### [Exercise]
Copy each line of the entries that contains the word "aderência".

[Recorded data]
★ ★ ★ ★ ★ ★ ★

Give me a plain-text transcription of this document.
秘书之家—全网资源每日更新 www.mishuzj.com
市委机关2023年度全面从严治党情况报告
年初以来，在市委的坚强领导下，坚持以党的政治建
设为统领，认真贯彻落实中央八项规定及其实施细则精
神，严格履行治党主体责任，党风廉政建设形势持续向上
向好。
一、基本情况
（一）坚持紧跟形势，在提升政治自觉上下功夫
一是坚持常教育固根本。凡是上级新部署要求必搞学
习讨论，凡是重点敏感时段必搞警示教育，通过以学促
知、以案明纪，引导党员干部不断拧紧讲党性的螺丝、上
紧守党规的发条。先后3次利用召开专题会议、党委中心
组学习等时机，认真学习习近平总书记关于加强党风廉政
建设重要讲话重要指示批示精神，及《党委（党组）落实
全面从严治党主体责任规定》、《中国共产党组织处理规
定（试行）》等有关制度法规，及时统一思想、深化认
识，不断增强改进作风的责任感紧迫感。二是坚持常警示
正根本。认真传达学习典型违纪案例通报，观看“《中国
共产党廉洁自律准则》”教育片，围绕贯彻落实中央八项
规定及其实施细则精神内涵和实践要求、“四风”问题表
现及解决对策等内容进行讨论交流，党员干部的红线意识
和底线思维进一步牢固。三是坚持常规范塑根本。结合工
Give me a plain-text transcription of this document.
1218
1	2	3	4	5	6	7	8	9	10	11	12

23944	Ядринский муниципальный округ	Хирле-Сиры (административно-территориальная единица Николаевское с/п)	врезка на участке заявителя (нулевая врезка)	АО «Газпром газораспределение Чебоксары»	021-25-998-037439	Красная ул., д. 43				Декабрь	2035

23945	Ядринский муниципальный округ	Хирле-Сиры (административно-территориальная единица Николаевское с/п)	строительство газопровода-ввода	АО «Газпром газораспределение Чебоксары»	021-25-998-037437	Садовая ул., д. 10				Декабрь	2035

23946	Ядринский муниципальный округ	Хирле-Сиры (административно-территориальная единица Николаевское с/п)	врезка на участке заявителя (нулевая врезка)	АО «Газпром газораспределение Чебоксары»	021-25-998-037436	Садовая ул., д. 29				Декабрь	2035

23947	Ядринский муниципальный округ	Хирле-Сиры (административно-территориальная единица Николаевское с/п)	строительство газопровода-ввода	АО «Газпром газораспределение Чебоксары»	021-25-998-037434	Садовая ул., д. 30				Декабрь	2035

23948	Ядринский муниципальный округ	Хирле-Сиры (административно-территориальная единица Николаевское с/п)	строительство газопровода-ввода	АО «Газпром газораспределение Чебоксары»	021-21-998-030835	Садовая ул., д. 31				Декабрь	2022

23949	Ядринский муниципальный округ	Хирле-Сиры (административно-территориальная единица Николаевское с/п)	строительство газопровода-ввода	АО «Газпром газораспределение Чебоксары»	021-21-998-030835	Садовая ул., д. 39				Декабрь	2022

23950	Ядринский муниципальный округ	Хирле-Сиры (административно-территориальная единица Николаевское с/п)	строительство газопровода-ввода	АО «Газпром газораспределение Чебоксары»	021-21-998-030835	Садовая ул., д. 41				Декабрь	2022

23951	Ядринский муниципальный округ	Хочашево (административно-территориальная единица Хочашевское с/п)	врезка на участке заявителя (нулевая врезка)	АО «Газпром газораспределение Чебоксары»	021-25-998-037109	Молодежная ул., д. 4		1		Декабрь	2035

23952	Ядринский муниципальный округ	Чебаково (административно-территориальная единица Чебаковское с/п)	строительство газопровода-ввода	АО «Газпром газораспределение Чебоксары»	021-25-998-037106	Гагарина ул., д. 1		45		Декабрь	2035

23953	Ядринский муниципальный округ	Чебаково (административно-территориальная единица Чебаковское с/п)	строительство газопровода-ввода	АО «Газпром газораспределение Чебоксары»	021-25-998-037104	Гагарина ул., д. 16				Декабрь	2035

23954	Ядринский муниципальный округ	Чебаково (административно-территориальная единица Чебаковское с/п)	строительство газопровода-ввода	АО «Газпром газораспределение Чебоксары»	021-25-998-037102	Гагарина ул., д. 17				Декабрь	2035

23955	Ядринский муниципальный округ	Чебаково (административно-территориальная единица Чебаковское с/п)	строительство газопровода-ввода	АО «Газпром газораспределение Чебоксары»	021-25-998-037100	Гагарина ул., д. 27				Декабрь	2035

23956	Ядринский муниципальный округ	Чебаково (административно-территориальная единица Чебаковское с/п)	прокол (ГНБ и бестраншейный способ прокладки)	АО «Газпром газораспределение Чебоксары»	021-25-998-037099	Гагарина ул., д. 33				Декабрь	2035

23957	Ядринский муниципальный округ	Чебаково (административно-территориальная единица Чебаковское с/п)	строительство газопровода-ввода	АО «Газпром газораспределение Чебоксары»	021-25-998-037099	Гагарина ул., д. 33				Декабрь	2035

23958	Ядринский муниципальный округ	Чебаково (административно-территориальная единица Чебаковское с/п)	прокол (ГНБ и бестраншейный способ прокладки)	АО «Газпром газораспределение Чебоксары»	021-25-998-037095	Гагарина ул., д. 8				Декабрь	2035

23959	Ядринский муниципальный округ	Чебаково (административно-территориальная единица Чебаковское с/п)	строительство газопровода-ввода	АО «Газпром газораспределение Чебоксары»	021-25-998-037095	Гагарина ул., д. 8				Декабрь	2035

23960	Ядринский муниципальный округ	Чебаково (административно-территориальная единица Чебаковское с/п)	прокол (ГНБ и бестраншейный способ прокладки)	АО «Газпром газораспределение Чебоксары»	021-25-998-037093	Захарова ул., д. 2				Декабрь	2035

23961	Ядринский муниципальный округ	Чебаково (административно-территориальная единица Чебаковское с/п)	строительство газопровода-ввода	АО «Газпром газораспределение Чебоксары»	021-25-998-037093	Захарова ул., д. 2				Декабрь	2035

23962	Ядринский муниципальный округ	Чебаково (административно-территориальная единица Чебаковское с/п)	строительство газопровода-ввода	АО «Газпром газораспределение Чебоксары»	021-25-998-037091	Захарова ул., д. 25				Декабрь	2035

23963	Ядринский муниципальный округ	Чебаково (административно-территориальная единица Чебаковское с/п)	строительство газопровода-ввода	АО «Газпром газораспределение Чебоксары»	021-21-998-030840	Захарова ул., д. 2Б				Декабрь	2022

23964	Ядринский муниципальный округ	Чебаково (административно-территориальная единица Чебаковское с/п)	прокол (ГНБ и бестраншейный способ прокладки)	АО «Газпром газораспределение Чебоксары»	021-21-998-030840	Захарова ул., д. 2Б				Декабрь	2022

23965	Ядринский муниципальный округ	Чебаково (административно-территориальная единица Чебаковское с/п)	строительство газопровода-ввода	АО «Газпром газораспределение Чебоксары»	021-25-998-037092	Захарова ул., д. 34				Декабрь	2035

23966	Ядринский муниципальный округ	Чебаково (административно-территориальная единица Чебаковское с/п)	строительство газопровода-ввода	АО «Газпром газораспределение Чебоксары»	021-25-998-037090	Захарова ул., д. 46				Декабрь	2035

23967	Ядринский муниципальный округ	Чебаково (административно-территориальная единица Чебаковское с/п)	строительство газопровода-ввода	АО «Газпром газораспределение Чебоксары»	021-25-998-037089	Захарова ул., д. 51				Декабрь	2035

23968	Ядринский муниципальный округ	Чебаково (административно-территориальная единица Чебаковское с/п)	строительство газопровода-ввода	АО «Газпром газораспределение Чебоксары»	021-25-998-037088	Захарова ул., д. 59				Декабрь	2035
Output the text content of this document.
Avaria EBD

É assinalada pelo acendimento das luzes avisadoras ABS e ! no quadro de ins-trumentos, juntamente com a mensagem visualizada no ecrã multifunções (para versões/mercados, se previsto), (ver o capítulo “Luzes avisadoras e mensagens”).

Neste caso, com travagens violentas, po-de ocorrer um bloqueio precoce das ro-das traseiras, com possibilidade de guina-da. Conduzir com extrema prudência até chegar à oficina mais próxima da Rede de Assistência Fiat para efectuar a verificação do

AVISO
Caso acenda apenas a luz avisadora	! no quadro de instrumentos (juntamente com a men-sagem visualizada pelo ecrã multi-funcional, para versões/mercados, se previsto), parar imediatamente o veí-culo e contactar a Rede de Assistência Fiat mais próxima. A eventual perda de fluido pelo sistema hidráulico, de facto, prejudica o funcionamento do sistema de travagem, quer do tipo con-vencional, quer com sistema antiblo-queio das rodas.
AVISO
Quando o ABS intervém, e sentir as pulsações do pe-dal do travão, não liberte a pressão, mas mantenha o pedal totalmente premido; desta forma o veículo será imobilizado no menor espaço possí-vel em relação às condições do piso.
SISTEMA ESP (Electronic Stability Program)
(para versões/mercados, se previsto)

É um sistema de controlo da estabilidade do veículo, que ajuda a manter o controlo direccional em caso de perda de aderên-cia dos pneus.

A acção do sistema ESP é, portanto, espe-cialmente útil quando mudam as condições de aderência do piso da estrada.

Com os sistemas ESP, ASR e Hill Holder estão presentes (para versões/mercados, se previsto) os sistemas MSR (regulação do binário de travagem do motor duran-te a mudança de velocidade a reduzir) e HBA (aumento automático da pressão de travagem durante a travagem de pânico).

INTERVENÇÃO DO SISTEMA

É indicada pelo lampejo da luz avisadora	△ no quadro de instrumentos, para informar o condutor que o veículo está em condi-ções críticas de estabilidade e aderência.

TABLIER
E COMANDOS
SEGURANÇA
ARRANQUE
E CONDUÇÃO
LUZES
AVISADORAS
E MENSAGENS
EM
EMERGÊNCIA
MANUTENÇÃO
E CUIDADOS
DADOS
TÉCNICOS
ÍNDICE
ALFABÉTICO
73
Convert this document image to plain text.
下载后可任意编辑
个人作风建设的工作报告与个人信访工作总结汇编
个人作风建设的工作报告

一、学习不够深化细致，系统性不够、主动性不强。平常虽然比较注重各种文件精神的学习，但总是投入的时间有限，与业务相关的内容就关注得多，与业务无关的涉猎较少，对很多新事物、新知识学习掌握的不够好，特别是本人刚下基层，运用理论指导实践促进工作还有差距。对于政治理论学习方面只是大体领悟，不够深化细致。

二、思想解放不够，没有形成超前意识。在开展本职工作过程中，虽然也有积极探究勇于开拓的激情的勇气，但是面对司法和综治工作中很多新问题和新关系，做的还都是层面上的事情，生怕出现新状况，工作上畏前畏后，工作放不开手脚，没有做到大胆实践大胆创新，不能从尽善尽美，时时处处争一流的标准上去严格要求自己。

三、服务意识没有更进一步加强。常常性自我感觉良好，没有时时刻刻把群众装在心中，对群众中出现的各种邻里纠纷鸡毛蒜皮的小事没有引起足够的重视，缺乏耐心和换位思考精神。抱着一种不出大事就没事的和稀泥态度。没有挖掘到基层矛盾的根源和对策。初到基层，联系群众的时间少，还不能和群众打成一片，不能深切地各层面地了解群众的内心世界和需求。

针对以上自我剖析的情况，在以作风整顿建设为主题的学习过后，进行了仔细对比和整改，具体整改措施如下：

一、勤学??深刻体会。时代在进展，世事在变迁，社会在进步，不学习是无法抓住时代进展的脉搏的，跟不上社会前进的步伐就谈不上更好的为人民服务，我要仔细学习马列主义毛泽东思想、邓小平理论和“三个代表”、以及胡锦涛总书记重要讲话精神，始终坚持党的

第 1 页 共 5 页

★ ★ ★ ★ ★ ★ ★

### [Final answer]
A acção do sistema ESP é, portanto, espe-cialmente útil quando mudam as condições de aderência do piso da estrada.
É indicada pelo lampejo da luz avisadora	△ no quadro de instrumentos, para informar o condutor que o veículo está em condi-ções críticas de estabilidade e aderência.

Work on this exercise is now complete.